◆ **What you need to do**
Which lines in the data contain the string "their", with case counting? Extract every such line in full.

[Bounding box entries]
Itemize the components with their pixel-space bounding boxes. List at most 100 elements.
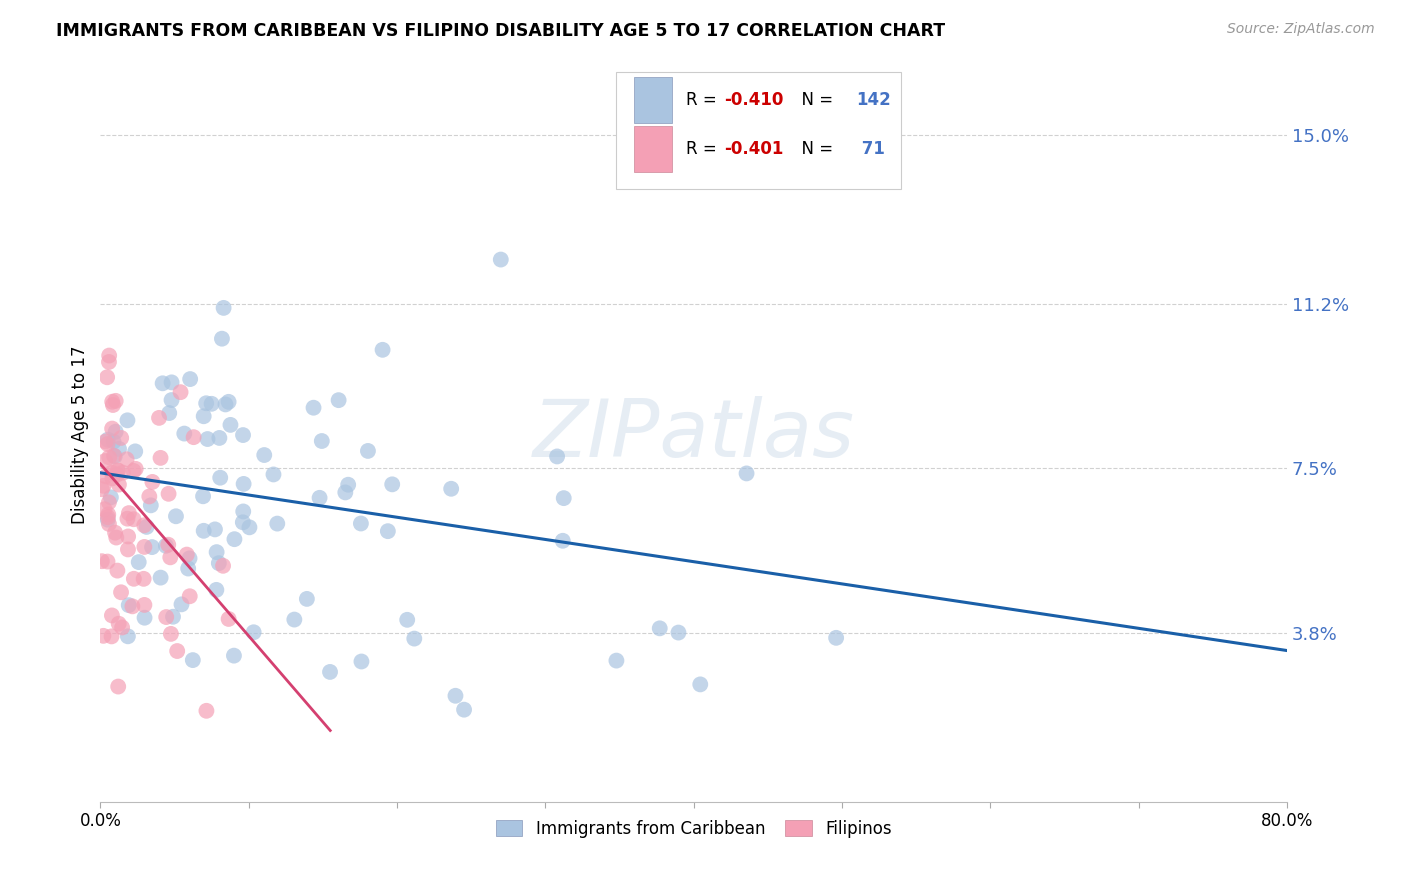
Point bbox=[335, 485, 357, 500]
Point bbox=[93, 479, 115, 493]
Point bbox=[160, 376, 183, 390]
Point bbox=[283, 613, 305, 627]
FancyBboxPatch shape bbox=[634, 78, 672, 123]
Point bbox=[101, 421, 124, 435]
Point bbox=[357, 444, 380, 458]
Text: -0.401: -0.401 bbox=[724, 140, 783, 158]
Point bbox=[93, 629, 115, 643]
Point bbox=[115, 452, 138, 467]
Point bbox=[101, 398, 124, 412]
Point bbox=[117, 511, 139, 525]
Point bbox=[117, 413, 139, 427]
Text: -0.410: -0.410 bbox=[724, 91, 783, 109]
Point bbox=[104, 525, 127, 540]
Point bbox=[195, 704, 218, 718]
Point bbox=[148, 410, 170, 425]
Point bbox=[107, 616, 129, 631]
Text: N =: N = bbox=[792, 140, 838, 158]
Point bbox=[183, 430, 205, 444]
Point bbox=[104, 450, 127, 464]
Point bbox=[489, 252, 512, 267]
Point bbox=[97, 495, 120, 509]
Point bbox=[108, 477, 131, 491]
Point bbox=[605, 654, 627, 668]
Point bbox=[100, 629, 122, 643]
Point bbox=[396, 613, 419, 627]
Point bbox=[105, 467, 128, 482]
Point bbox=[100, 491, 122, 505]
Point bbox=[125, 462, 148, 476]
Point bbox=[98, 355, 121, 369]
Point bbox=[103, 449, 125, 463]
Point bbox=[211, 332, 233, 346]
Point bbox=[735, 467, 758, 481]
Point bbox=[118, 506, 141, 520]
Point bbox=[93, 502, 115, 516]
Point bbox=[173, 426, 195, 441]
Point bbox=[295, 591, 318, 606]
Point bbox=[404, 632, 426, 646]
Point bbox=[94, 454, 117, 468]
Legend: Immigrants from Caribbean, Filipinos: Immigrants from Caribbean, Filipinos bbox=[489, 814, 898, 845]
Point bbox=[122, 512, 145, 526]
Point bbox=[110, 585, 132, 599]
Point bbox=[195, 396, 218, 410]
Point bbox=[825, 631, 848, 645]
Point bbox=[117, 542, 139, 557]
Point bbox=[179, 551, 201, 566]
Point bbox=[121, 599, 143, 614]
Point bbox=[444, 689, 467, 703]
Point bbox=[134, 540, 156, 554]
Point bbox=[97, 437, 120, 451]
Point bbox=[103, 434, 125, 449]
Point bbox=[179, 589, 201, 603]
Point bbox=[176, 548, 198, 562]
Point bbox=[266, 516, 288, 531]
Point bbox=[337, 477, 360, 491]
Point bbox=[94, 434, 117, 449]
Point bbox=[98, 349, 121, 363]
Point bbox=[212, 301, 235, 315]
Point bbox=[141, 475, 163, 489]
Point bbox=[179, 372, 201, 386]
Point bbox=[219, 417, 242, 432]
Point bbox=[440, 482, 463, 496]
Point bbox=[328, 393, 350, 408]
Point bbox=[108, 442, 131, 456]
Point bbox=[319, 665, 342, 679]
Point bbox=[105, 531, 128, 545]
Point bbox=[117, 629, 139, 643]
Point bbox=[193, 524, 215, 538]
Point bbox=[98, 450, 121, 465]
Point bbox=[209, 471, 232, 485]
Point bbox=[157, 406, 180, 420]
Point bbox=[302, 401, 325, 415]
Point bbox=[110, 431, 132, 445]
Point bbox=[200, 397, 222, 411]
Point bbox=[104, 425, 127, 439]
Point bbox=[170, 598, 193, 612]
Point bbox=[238, 520, 260, 534]
Point bbox=[218, 612, 240, 626]
Point bbox=[149, 571, 172, 585]
Point bbox=[117, 529, 139, 543]
Point bbox=[160, 627, 183, 641]
Point bbox=[350, 516, 373, 531]
Point bbox=[139, 499, 162, 513]
Point bbox=[138, 490, 160, 504]
Text: 71: 71 bbox=[856, 140, 884, 158]
Point bbox=[90, 554, 112, 568]
Point bbox=[377, 524, 399, 538]
Point bbox=[165, 509, 187, 524]
Point bbox=[263, 467, 285, 482]
Point bbox=[191, 489, 214, 503]
Point bbox=[97, 516, 120, 531]
Point bbox=[197, 432, 219, 446]
Text: R =: R = bbox=[686, 91, 723, 109]
Point bbox=[208, 556, 231, 570]
Point bbox=[111, 620, 134, 634]
Point bbox=[205, 545, 228, 559]
Point bbox=[162, 609, 184, 624]
Point bbox=[218, 394, 240, 409]
Y-axis label: Disability Age 5 to 17: Disability Age 5 to 17 bbox=[72, 346, 89, 524]
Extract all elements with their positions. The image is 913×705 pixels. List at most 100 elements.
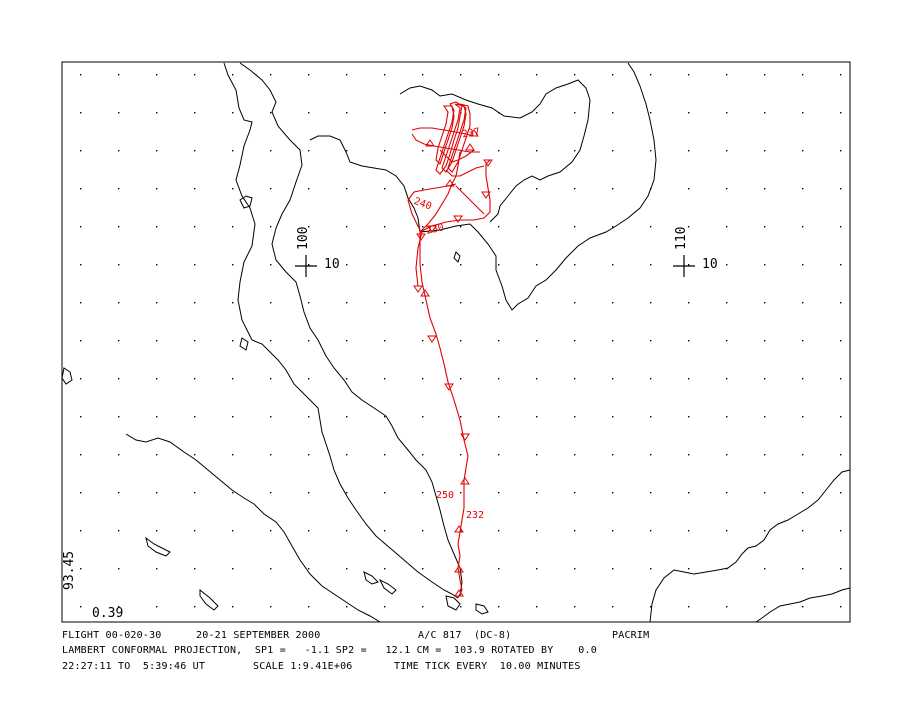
grid-dot: [118, 378, 120, 380]
grid-dot: [612, 606, 614, 608]
grid-dot: [232, 302, 234, 304]
grid-dot: [232, 378, 234, 380]
grid-dot: [840, 606, 842, 608]
grid-dot: [232, 264, 234, 266]
grid-dot: [270, 568, 272, 570]
grid-dot: [194, 302, 196, 304]
grid-dot: [726, 530, 728, 532]
grid-dot: [194, 492, 196, 494]
grid-dot: [688, 454, 690, 456]
grid-dot: [802, 492, 804, 494]
grid-dot: [194, 606, 196, 608]
grid-dot: [612, 454, 614, 456]
grid-dot: [80, 340, 82, 342]
grid-dot: [840, 112, 842, 114]
grid-dot: [460, 416, 462, 418]
grid-dot: [118, 150, 120, 152]
grid-dot: [80, 530, 82, 532]
grid-dot: [498, 568, 500, 570]
grid-dot: [650, 264, 652, 266]
footer-scale: SCALE 1:9.41E+06: [253, 661, 353, 672]
grid-dot: [346, 416, 348, 418]
grid-dot: [80, 378, 82, 380]
grid-dot: [574, 606, 576, 608]
grid-dot: [308, 492, 310, 494]
footer-time-range: 22:27:11 TO 5:39:46 UT: [62, 661, 206, 672]
grid-dot: [764, 568, 766, 570]
grid-dot: [80, 264, 82, 266]
grid-dot: [194, 568, 196, 570]
grid-dot: [764, 74, 766, 76]
grid-dot: [688, 264, 690, 266]
grid-dot: [118, 264, 120, 266]
grid-dot: [650, 454, 652, 456]
grid-dot: [118, 606, 120, 608]
grid-dot: [270, 530, 272, 532]
grid-dot: [308, 568, 310, 570]
grid-dot: [574, 74, 576, 76]
grid-dot: [764, 264, 766, 266]
grid-dot: [498, 188, 500, 190]
grid-dot: [232, 416, 234, 418]
grid-dot: [574, 226, 576, 228]
grid-dot: [764, 454, 766, 456]
grid-dot: [118, 568, 120, 570]
grid-dot: [688, 416, 690, 418]
grid-dot: [840, 416, 842, 418]
grid-dot: [308, 416, 310, 418]
grid-dot: [840, 492, 842, 494]
grid-dot: [384, 150, 386, 152]
grid-dot: [612, 264, 614, 266]
grid-dot: [726, 264, 728, 266]
grid-dot: [384, 606, 386, 608]
grid-dot: [232, 340, 234, 342]
grid-dot: [726, 606, 728, 608]
grid-dot: [688, 150, 690, 152]
grid-dot: [118, 454, 120, 456]
grid-dot: [80, 302, 82, 304]
grid-dot: [118, 226, 120, 228]
grid-dot: [612, 568, 614, 570]
grid-dot: [346, 302, 348, 304]
grid-dot: [726, 378, 728, 380]
grid-dot: [118, 530, 120, 532]
grid-dot: [270, 74, 272, 76]
grid-dot: [422, 568, 424, 570]
grid-dot: [536, 226, 538, 228]
grid-dot: [612, 340, 614, 342]
grid-dot: [536, 340, 538, 342]
grid-dot: [118, 492, 120, 494]
grid-dot: [156, 302, 158, 304]
grid-dot: [726, 188, 728, 190]
grid-dot: [840, 264, 842, 266]
grid-dot: [650, 416, 652, 418]
grid-dot: [688, 226, 690, 228]
grid-dot: [422, 340, 424, 342]
grid-dot: [498, 74, 500, 76]
grid-dot: [650, 150, 652, 152]
grid-dot: [156, 188, 158, 190]
grid-dot: [346, 606, 348, 608]
grid-dot: [574, 416, 576, 418]
grid-dot: [270, 492, 272, 494]
grid-dot: [498, 340, 500, 342]
grid-dot: [384, 302, 386, 304]
grid-dot: [650, 568, 652, 570]
grid-dot: [346, 492, 348, 494]
grid-dot: [840, 188, 842, 190]
grid-dot: [802, 378, 804, 380]
grid-dot: [802, 112, 804, 114]
grid-dot: [422, 378, 424, 380]
grid-dot: [650, 226, 652, 228]
grid-dot: [232, 112, 234, 114]
grid-dot: [688, 568, 690, 570]
grid-lat-label-10-left: 10: [324, 257, 340, 272]
grid-dot: [536, 568, 538, 570]
grid-dot: [802, 264, 804, 266]
grid-dot: [574, 302, 576, 304]
map-border: [61, 61, 851, 623]
grid-dot: [536, 530, 538, 532]
grid-dot: [80, 492, 82, 494]
grid-dot: [688, 492, 690, 494]
track-label-232: 232: [466, 510, 485, 521]
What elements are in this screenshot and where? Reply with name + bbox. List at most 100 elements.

◆ **The output**
Itemize the components with their pixel-space bounding boxes. List at most 100 elements.
Extract all elements with their positions. The image is 913×705 pixels. List at most 100 elements.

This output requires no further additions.